Record extracts |
....
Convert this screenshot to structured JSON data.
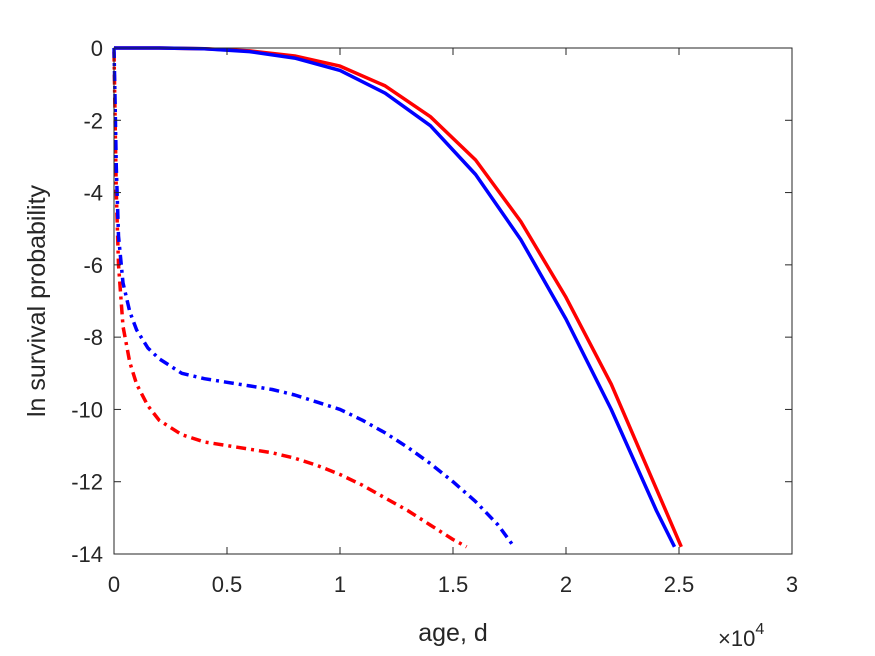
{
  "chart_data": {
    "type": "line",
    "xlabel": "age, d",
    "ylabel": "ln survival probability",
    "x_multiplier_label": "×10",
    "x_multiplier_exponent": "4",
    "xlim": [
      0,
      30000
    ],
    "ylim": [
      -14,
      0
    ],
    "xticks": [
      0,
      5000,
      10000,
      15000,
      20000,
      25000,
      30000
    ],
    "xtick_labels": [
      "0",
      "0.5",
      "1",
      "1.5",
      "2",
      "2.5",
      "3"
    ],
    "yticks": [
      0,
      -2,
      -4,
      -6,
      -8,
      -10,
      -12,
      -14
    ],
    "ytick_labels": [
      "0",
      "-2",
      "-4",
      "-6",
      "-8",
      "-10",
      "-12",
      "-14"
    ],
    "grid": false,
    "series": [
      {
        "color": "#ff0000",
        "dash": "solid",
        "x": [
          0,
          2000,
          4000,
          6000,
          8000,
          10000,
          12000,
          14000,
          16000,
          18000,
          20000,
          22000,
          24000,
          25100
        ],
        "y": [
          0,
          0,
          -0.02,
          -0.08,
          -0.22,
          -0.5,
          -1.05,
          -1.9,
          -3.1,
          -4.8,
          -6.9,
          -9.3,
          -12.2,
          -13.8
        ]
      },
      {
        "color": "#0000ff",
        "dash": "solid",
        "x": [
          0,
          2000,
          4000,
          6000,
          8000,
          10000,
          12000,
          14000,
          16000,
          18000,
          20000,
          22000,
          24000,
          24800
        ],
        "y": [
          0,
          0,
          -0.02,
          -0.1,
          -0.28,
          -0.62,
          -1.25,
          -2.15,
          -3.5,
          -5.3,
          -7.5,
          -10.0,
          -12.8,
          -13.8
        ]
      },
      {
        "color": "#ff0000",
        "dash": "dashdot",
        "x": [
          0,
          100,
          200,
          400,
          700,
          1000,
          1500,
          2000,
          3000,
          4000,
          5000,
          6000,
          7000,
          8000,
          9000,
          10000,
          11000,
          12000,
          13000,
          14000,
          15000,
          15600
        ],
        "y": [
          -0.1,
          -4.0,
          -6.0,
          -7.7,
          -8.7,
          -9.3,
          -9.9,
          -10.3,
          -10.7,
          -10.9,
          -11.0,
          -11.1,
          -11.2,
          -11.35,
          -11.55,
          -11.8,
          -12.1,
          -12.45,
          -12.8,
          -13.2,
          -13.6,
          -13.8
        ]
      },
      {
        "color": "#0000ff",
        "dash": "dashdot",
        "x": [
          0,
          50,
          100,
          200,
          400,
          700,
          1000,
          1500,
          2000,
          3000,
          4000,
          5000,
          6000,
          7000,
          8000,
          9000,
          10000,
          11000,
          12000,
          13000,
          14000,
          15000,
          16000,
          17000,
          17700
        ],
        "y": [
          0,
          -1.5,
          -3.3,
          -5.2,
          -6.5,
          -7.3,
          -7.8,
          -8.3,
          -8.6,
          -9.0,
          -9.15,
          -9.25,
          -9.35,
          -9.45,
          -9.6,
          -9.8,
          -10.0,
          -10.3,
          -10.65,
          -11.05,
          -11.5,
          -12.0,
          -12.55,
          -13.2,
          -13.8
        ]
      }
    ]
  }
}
....
Job | Leave the pictures out, and print every line of the listing exactly as written.

Full response |
Convert this screenshot to structured JSON data.
{
  "chart_data": {
    "type": "line",
    "xlabel": "age, d",
    "ylabel": "ln survival probability",
    "x_multiplier_label": "×10",
    "x_multiplier_exponent": "4",
    "xlim": [
      0,
      30000
    ],
    "ylim": [
      -14,
      0
    ],
    "xticks": [
      0,
      5000,
      10000,
      15000,
      20000,
      25000,
      30000
    ],
    "xtick_labels": [
      "0",
      "0.5",
      "1",
      "1.5",
      "2",
      "2.5",
      "3"
    ],
    "yticks": [
      0,
      -2,
      -4,
      -6,
      -8,
      -10,
      -12,
      -14
    ],
    "ytick_labels": [
      "0",
      "-2",
      "-4",
      "-6",
      "-8",
      "-10",
      "-12",
      "-14"
    ],
    "grid": false,
    "series": [
      {
        "color": "#ff0000",
        "dash": "solid",
        "x": [
          0,
          2000,
          4000,
          6000,
          8000,
          10000,
          12000,
          14000,
          16000,
          18000,
          20000,
          22000,
          24000,
          25100
        ],
        "y": [
          0,
          0,
          -0.02,
          -0.08,
          -0.22,
          -0.5,
          -1.05,
          -1.9,
          -3.1,
          -4.8,
          -6.9,
          -9.3,
          -12.2,
          -13.8
        ]
      },
      {
        "color": "#0000ff",
        "dash": "solid",
        "x": [
          0,
          2000,
          4000,
          6000,
          8000,
          10000,
          12000,
          14000,
          16000,
          18000,
          20000,
          22000,
          24000,
          24800
        ],
        "y": [
          0,
          0,
          -0.02,
          -0.1,
          -0.28,
          -0.62,
          -1.25,
          -2.15,
          -3.5,
          -5.3,
          -7.5,
          -10.0,
          -12.8,
          -13.8
        ]
      },
      {
        "color": "#ff0000",
        "dash": "dashdot",
        "x": [
          0,
          100,
          200,
          400,
          700,
          1000,
          1500,
          2000,
          3000,
          4000,
          5000,
          6000,
          7000,
          8000,
          9000,
          10000,
          11000,
          12000,
          13000,
          14000,
          15000,
          15600
        ],
        "y": [
          -0.1,
          -4.0,
          -6.0,
          -7.7,
          -8.7,
          -9.3,
          -9.9,
          -10.3,
          -10.7,
          -10.9,
          -11.0,
          -11.1,
          -11.2,
          -11.35,
          -11.55,
          -11.8,
          -12.1,
          -12.45,
          -12.8,
          -13.2,
          -13.6,
          -13.8
        ]
      },
      {
        "color": "#0000ff",
        "dash": "dashdot",
        "x": [
          0,
          50,
          100,
          200,
          400,
          700,
          1000,
          1500,
          2000,
          3000,
          4000,
          5000,
          6000,
          7000,
          8000,
          9000,
          10000,
          11000,
          12000,
          13000,
          14000,
          15000,
          16000,
          17000,
          17700
        ],
        "y": [
          0,
          -1.5,
          -3.3,
          -5.2,
          -6.5,
          -7.3,
          -7.8,
          -8.3,
          -8.6,
          -9.0,
          -9.15,
          -9.25,
          -9.35,
          -9.45,
          -9.6,
          -9.8,
          -10.0,
          -10.3,
          -10.65,
          -11.05,
          -11.5,
          -12.0,
          -12.55,
          -13.2,
          -13.8
        ]
      }
    ]
  }
}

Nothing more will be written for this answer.